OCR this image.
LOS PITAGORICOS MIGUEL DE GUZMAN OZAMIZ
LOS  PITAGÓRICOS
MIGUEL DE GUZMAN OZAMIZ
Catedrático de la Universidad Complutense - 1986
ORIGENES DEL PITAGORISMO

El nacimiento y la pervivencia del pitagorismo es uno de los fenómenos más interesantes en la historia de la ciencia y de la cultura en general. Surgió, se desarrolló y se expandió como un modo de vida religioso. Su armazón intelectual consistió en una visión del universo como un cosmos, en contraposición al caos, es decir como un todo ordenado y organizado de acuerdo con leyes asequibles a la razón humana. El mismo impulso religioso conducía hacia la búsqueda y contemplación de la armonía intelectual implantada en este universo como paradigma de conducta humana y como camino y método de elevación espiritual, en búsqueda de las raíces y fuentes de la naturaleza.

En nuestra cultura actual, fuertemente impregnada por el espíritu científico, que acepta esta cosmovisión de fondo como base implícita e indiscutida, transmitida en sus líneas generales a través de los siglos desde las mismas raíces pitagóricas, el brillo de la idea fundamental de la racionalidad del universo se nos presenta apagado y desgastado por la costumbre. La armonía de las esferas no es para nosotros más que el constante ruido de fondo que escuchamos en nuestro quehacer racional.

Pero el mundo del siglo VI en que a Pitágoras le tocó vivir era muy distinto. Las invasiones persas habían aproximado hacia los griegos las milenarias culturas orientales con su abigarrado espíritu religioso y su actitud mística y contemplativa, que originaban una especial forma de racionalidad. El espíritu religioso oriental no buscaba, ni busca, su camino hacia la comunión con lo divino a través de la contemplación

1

════

§ **Brief**
All lines that hold the word "GUZMAN" should be copied from the data.

§ **Your response**
LOS PITAGORICOS MIGUEL DE GUZMAN OZAMIZ
MIGUEL DE GUZMAN OZAMIZ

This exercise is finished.